Task inputs section start

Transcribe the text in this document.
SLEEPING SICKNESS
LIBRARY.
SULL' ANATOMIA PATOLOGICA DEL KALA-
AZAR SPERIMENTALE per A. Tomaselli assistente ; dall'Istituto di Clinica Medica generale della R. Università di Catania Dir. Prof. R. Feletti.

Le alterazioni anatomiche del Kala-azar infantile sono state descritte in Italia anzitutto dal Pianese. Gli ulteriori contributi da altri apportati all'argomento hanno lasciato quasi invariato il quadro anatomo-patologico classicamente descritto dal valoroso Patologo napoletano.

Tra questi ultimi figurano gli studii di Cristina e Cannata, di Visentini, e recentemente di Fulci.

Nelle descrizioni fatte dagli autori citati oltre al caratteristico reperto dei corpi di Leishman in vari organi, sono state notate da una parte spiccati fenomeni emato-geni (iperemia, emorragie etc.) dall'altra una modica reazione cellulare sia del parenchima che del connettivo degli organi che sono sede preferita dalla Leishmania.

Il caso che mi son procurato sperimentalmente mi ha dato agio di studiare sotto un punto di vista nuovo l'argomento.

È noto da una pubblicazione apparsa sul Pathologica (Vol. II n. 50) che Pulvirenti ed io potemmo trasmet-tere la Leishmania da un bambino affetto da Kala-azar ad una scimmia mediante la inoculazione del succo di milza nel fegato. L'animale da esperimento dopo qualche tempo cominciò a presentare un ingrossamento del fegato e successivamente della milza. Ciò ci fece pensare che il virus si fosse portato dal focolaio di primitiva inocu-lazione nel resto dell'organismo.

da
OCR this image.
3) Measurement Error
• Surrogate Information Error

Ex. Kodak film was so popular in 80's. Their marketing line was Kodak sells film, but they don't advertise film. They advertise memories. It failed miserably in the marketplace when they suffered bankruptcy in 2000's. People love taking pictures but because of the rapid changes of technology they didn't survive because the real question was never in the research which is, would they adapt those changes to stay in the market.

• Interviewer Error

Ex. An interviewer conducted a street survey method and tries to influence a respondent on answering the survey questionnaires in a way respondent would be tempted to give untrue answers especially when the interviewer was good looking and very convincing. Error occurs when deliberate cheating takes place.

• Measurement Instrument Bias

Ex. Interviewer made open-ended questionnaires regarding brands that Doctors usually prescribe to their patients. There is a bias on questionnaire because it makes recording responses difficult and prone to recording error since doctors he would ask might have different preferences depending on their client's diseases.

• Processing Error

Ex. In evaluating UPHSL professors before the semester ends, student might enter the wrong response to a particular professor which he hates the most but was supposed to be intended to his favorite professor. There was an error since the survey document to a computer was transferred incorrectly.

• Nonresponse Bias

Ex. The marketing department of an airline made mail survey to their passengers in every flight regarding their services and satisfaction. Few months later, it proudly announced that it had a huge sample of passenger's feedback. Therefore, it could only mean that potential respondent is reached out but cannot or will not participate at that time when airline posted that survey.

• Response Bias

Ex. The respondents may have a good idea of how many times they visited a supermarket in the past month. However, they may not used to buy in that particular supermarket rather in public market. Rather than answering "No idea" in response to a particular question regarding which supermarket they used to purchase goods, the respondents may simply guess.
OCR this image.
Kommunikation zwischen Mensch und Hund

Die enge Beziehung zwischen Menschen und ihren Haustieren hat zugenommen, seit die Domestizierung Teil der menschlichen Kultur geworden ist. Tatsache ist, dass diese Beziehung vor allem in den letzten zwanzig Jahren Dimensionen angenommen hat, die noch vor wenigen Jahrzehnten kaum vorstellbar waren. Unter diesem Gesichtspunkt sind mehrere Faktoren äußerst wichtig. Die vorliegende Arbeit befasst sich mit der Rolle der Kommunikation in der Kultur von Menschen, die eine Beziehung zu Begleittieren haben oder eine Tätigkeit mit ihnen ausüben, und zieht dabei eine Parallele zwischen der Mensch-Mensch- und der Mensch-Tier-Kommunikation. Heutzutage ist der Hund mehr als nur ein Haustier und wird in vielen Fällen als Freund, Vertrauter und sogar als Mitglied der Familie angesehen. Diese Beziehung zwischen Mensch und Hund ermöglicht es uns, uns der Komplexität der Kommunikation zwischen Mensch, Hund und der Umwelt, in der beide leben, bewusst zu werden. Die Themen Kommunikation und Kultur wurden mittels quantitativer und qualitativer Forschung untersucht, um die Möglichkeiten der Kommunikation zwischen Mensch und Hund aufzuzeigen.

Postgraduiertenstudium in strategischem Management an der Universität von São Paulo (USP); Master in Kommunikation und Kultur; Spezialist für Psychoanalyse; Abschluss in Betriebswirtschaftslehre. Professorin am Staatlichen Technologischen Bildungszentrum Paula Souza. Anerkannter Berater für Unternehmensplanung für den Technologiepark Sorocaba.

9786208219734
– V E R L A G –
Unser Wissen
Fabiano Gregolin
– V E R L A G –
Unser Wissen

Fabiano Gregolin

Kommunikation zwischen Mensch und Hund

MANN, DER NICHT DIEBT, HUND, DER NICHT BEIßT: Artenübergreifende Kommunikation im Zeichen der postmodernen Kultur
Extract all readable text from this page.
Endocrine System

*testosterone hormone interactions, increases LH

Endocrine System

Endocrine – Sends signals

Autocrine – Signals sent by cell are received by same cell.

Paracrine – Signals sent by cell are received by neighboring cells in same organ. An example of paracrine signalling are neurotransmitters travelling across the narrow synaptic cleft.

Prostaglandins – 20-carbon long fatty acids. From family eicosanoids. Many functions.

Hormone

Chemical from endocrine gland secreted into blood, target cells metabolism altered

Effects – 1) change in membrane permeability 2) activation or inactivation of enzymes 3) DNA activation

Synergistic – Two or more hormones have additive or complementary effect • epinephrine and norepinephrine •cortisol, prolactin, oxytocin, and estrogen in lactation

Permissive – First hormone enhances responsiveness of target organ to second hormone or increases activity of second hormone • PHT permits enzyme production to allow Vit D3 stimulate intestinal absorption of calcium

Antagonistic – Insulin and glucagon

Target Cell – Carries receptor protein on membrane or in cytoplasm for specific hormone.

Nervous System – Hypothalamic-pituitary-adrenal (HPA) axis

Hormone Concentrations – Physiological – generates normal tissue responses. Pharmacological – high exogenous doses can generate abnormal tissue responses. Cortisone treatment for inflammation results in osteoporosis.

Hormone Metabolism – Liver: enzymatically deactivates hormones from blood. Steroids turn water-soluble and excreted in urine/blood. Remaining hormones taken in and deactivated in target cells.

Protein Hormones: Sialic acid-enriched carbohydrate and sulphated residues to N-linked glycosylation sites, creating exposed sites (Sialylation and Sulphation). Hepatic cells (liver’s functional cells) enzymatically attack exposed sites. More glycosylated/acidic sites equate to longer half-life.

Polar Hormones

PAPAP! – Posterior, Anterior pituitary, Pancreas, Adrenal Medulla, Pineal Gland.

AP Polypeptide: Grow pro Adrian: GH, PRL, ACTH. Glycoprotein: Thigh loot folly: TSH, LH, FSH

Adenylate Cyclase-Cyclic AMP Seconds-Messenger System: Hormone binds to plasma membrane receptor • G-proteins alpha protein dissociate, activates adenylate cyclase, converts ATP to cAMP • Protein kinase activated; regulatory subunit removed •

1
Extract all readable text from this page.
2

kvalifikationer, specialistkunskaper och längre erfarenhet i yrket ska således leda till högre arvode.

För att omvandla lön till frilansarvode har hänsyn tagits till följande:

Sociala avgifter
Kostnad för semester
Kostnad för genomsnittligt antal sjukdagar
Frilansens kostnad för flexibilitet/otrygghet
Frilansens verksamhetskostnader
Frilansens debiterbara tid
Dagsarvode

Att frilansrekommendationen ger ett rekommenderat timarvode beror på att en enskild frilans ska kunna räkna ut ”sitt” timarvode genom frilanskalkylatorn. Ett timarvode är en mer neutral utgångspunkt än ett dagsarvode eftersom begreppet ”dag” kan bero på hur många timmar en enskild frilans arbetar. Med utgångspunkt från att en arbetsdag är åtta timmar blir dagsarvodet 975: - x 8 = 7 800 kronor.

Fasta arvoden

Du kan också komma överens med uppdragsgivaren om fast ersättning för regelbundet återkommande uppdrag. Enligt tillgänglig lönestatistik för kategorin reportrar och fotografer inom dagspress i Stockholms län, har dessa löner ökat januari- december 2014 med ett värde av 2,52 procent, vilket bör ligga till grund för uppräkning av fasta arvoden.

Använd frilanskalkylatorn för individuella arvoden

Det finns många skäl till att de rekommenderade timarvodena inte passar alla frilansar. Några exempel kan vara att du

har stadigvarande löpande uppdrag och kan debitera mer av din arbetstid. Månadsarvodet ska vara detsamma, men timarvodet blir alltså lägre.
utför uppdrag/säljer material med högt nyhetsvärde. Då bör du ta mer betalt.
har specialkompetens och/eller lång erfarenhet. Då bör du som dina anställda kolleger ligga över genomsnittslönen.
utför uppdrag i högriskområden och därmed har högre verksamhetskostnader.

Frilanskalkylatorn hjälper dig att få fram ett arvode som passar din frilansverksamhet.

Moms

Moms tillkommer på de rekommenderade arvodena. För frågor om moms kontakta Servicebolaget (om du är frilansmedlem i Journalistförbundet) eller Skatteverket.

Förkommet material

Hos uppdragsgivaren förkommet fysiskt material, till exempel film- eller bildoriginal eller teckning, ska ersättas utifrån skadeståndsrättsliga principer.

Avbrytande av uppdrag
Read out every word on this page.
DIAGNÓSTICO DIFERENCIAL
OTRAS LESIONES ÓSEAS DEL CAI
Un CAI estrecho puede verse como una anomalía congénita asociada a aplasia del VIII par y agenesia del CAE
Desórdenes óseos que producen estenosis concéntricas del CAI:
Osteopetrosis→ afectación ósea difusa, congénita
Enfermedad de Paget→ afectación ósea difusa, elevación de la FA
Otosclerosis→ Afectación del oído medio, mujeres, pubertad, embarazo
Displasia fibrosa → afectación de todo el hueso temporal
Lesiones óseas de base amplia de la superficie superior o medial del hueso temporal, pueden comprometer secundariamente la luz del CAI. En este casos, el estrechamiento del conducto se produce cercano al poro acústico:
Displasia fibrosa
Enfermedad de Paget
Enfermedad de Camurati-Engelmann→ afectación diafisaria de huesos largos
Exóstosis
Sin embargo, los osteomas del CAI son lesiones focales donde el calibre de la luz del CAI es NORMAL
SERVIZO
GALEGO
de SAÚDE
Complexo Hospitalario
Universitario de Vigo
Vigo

Task inputs section end

→ Exercise aim
Wherever the word "verksamhetskostnader" turns up in a line of the entries above, copy that line.

→ Result of the task
Frilansens verksamhetskostnader
utför uppdrag i högriskområden och därmed har högre verksamhetskostnader.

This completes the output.